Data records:
········

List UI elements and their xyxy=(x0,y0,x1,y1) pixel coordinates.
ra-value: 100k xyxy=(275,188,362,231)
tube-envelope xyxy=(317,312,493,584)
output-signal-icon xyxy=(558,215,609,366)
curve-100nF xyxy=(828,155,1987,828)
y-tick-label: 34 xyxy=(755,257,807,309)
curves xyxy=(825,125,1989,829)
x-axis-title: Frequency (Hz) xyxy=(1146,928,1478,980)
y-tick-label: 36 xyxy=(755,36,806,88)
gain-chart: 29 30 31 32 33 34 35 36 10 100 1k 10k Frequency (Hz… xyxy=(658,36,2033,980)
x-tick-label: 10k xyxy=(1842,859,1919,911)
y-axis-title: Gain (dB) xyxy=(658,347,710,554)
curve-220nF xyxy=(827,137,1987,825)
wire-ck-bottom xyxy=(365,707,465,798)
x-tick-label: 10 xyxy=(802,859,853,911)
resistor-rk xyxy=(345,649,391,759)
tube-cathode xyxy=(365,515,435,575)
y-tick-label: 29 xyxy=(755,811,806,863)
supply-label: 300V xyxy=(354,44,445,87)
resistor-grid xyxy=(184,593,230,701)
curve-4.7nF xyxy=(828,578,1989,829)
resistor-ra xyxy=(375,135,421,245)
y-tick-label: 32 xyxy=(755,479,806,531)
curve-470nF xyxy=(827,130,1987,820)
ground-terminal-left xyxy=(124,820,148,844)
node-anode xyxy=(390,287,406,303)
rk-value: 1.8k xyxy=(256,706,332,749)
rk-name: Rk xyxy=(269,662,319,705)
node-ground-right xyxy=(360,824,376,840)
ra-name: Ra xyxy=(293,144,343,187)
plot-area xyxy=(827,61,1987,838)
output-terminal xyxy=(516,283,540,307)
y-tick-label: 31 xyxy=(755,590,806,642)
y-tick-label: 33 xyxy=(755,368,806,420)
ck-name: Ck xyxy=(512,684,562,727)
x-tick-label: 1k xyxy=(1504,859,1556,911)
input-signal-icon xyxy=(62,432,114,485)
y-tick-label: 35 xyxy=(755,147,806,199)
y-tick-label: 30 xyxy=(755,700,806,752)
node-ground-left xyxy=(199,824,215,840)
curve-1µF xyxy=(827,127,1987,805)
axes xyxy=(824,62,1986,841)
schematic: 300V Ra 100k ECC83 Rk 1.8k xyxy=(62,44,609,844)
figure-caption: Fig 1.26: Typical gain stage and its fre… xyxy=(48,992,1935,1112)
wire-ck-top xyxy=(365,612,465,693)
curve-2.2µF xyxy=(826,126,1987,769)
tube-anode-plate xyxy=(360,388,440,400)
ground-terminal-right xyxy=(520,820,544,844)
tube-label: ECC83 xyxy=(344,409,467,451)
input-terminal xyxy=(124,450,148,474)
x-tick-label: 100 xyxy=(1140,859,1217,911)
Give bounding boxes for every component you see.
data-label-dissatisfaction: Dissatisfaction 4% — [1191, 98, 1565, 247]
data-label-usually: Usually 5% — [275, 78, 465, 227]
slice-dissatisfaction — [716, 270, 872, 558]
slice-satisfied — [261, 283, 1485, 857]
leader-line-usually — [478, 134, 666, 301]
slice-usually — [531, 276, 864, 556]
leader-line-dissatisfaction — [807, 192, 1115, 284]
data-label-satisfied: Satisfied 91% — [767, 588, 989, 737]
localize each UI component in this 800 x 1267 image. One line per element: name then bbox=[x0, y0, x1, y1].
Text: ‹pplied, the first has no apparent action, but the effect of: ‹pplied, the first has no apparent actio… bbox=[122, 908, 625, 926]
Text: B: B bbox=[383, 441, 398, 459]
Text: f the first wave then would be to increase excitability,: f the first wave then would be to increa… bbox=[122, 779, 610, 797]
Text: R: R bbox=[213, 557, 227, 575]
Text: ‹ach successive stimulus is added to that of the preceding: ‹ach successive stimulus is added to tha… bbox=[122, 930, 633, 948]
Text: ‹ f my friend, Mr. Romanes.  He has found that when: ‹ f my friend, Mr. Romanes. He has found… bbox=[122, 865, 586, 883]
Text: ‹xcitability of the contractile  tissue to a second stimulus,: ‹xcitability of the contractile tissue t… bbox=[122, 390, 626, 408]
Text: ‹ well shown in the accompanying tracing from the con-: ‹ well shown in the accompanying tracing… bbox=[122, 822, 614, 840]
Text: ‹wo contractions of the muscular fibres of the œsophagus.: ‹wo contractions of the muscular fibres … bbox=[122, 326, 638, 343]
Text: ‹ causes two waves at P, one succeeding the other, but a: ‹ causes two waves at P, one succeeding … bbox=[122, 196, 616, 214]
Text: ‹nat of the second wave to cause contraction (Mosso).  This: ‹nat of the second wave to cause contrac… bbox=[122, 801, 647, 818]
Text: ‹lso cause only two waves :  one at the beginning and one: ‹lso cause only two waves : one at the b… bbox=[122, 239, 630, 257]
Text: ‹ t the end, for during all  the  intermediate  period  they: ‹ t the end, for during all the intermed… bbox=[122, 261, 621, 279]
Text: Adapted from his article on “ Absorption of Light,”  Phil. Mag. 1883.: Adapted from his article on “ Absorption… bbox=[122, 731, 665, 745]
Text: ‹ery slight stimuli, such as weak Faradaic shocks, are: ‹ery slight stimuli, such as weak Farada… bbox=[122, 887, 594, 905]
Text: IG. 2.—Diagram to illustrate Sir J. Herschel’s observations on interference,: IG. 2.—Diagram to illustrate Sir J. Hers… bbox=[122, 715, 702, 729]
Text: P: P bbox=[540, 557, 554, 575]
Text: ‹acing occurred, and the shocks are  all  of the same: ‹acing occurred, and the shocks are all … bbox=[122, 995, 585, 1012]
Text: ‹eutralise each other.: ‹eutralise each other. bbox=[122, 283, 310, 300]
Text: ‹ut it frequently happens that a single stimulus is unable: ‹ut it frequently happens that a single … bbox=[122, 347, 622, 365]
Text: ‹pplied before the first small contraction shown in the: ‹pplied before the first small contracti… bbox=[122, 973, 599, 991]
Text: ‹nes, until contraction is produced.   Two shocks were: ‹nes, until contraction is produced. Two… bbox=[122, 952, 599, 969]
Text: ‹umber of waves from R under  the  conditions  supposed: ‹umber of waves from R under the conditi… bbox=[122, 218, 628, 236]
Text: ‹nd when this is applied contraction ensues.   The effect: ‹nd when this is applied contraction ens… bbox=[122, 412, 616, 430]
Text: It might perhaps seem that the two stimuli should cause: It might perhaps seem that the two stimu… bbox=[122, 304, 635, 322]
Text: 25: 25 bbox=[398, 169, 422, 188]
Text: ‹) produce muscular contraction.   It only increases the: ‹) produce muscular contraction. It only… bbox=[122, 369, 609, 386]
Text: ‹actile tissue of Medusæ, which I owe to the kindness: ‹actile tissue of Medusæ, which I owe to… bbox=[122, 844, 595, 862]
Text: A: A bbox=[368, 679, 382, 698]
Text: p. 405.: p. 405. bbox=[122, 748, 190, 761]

········

Your objective »
Reproduce every one of the rows above verbatim, keeping them in their original order.

Correct answer »
List UI elements and their xyxy=(x0,y0,x1,y1) pixel coordinates.
ra-value: 100k xyxy=(275,188,362,231)
tube-envelope xyxy=(317,312,493,584)
output-signal-icon xyxy=(558,215,609,366)
curve-100nF xyxy=(828,155,1987,828)
y-tick-label: 34 xyxy=(755,257,807,309)
curves xyxy=(825,125,1989,829)
x-axis-title: Frequency (Hz) xyxy=(1146,928,1478,980)
y-tick-label: 36 xyxy=(755,36,806,88)
gain-chart: 29 30 31 32 33 34 35 36 10 100 1k 10k Frequency (Hz… xyxy=(658,36,2033,980)
x-tick-label: 10k xyxy=(1842,859,1919,911)
y-axis-title: Gain (dB) xyxy=(658,347,710,554)
curve-220nF xyxy=(827,137,1987,825)
wire-ck-bottom xyxy=(365,707,465,798)
x-tick-label: 10 xyxy=(802,859,853,911)
resistor-rk xyxy=(345,649,391,759)
tube-cathode xyxy=(365,515,435,575)
y-tick-label: 29 xyxy=(755,811,806,863)
supply-label: 300V xyxy=(354,44,445,87)
resistor-grid xyxy=(184,593,230,701)
curve-4.7nF xyxy=(828,578,1989,829)
resistor-ra xyxy=(375,135,421,245)
y-tick-label: 32 xyxy=(755,479,806,531)
curve-470nF xyxy=(827,130,1987,820)
ground-terminal-left xyxy=(124,820,148,844)
node-anode xyxy=(390,287,406,303)
rk-value: 1.8k xyxy=(256,706,332,749)
rk-name: Rk xyxy=(269,662,319,705)
node-ground-right xyxy=(360,824,376,840)
ra-name: Ra xyxy=(293,144,343,187)
plot-area xyxy=(827,61,1987,838)
output-terminal xyxy=(516,283,540,307)
y-tick-label: 31 xyxy=(755,590,806,642)
y-tick-label: 33 xyxy=(755,368,806,420)
ck-name: Ck xyxy=(512,684,562,727)
x-tick-label: 1k xyxy=(1504,859,1556,911)
input-signal-icon xyxy=(62,432,114,485)
y-tick-label: 35 xyxy=(755,147,806,199)
y-tick-label: 30 xyxy=(755,700,806,752)
node-ground-left xyxy=(199,824,215,840)
curve-1µF xyxy=(827,127,1987,805)
axes xyxy=(824,62,1986,841)
schematic: 300V Ra 100k ECC83 Rk 1.8k xyxy=(62,44,609,844)
figure-caption: Fig 1.26: Typical gain stage and its fre… xyxy=(48,992,1935,1112)
wire-ck-top xyxy=(365,612,465,693)
curve-2.2µF xyxy=(826,126,1987,769)
tube-anode-plate xyxy=(360,388,440,400)
ground-terminal-right xyxy=(520,820,544,844)
tube-label: ECC83 xyxy=(344,409,467,451)
input-terminal xyxy=(124,450,148,474)
x-tick-label: 100 xyxy=(1140,859,1217,911)
Give bounding boxes for every component you see.
data-label-dissatisfaction: Dissatisfaction 4% — [1191, 98, 1565, 247]
data-label-usually: Usually 5% — [275, 78, 465, 227]
slice-dissatisfaction — [716, 270, 872, 558]
slice-satisfied — [261, 283, 1485, 857]
leader-line-usually — [478, 134, 666, 301]
slice-usually — [531, 276, 864, 556]
leader-line-dissatisfaction — [807, 192, 1115, 284]
data-label-satisfied: Satisfied 91% — [767, 588, 989, 737]
localize each UI component in this 800 x 1267 image. One line per element: name then bbox=[x0, y0, x1, y1].
Text: ‹pplied, the first has no apparent action, but the effect of: ‹pplied, the first has no apparent actio… bbox=[122, 908, 625, 926]
Text: B: B bbox=[383, 441, 398, 459]
Text: f the first wave then would be to increase excitability,: f the first wave then would be to increa… bbox=[122, 779, 610, 797]
Text: R: R bbox=[213, 557, 227, 575]
Text: ‹ach successive stimulus is added to that of the preceding: ‹ach successive stimulus is added to tha… bbox=[122, 930, 633, 948]
Text: ‹ f my friend, Mr. Romanes.  He has found that when: ‹ f my friend, Mr. Romanes. He has found… bbox=[122, 865, 586, 883]
Text: ‹xcitability of the contractile  tissue to a second stimulus,: ‹xcitability of the contractile tissue t… bbox=[122, 390, 626, 408]
Text: ‹ well shown in the accompanying tracing from the con-: ‹ well shown in the accompanying tracing… bbox=[122, 822, 614, 840]
Text: ‹wo contractions of the muscular fibres of the œsophagus.: ‹wo contractions of the muscular fibres … bbox=[122, 326, 638, 343]
Text: ‹ causes two waves at P, one succeeding the other, but a: ‹ causes two waves at P, one succeeding … bbox=[122, 196, 616, 214]
Text: ‹nat of the second wave to cause contraction (Mosso).  This: ‹nat of the second wave to cause contrac… bbox=[122, 801, 647, 818]
Text: ‹lso cause only two waves :  one at the beginning and one: ‹lso cause only two waves : one at the b… bbox=[122, 239, 630, 257]
Text: ‹ t the end, for during all  the  intermediate  period  they: ‹ t the end, for during all the intermed… bbox=[122, 261, 621, 279]
Text: Adapted from his article on “ Absorption of Light,”  Phil. Mag. 1883.: Adapted from his article on “ Absorption… bbox=[122, 731, 665, 745]
Text: ‹ery slight stimuli, such as weak Faradaic shocks, are: ‹ery slight stimuli, such as weak Farada… bbox=[122, 887, 594, 905]
Text: IG. 2.—Diagram to illustrate Sir J. Herschel’s observations on interference,: IG. 2.—Diagram to illustrate Sir J. Hers… bbox=[122, 715, 702, 729]
Text: P: P bbox=[540, 557, 554, 575]
Text: ‹acing occurred, and the shocks are  all  of the same: ‹acing occurred, and the shocks are all … bbox=[122, 995, 585, 1012]
Text: ‹eutralise each other.: ‹eutralise each other. bbox=[122, 283, 310, 300]
Text: ‹ut it frequently happens that a single stimulus is unable: ‹ut it frequently happens that a single … bbox=[122, 347, 622, 365]
Text: ‹pplied before the first small contraction shown in the: ‹pplied before the first small contracti… bbox=[122, 973, 599, 991]
Text: ‹nes, until contraction is produced.   Two shocks were: ‹nes, until contraction is produced. Two… bbox=[122, 952, 599, 969]
Text: ‹umber of waves from R under  the  conditions  supposed: ‹umber of waves from R under the conditi… bbox=[122, 218, 628, 236]
Text: ‹nd when this is applied contraction ensues.   The effect: ‹nd when this is applied contraction ens… bbox=[122, 412, 616, 430]
Text: It might perhaps seem that the two stimuli should cause: It might perhaps seem that the two stimu… bbox=[122, 304, 635, 322]
Text: 25: 25 bbox=[398, 169, 422, 188]
Text: ‹) produce muscular contraction.   It only increases the: ‹) produce muscular contraction. It only… bbox=[122, 369, 609, 386]
Text: ‹actile tissue of Medusæ, which I owe to the kindness: ‹actile tissue of Medusæ, which I owe to… bbox=[122, 844, 595, 862]
Text: A: A bbox=[368, 679, 382, 698]
Text: p. 405.: p. 405. bbox=[122, 748, 190, 761]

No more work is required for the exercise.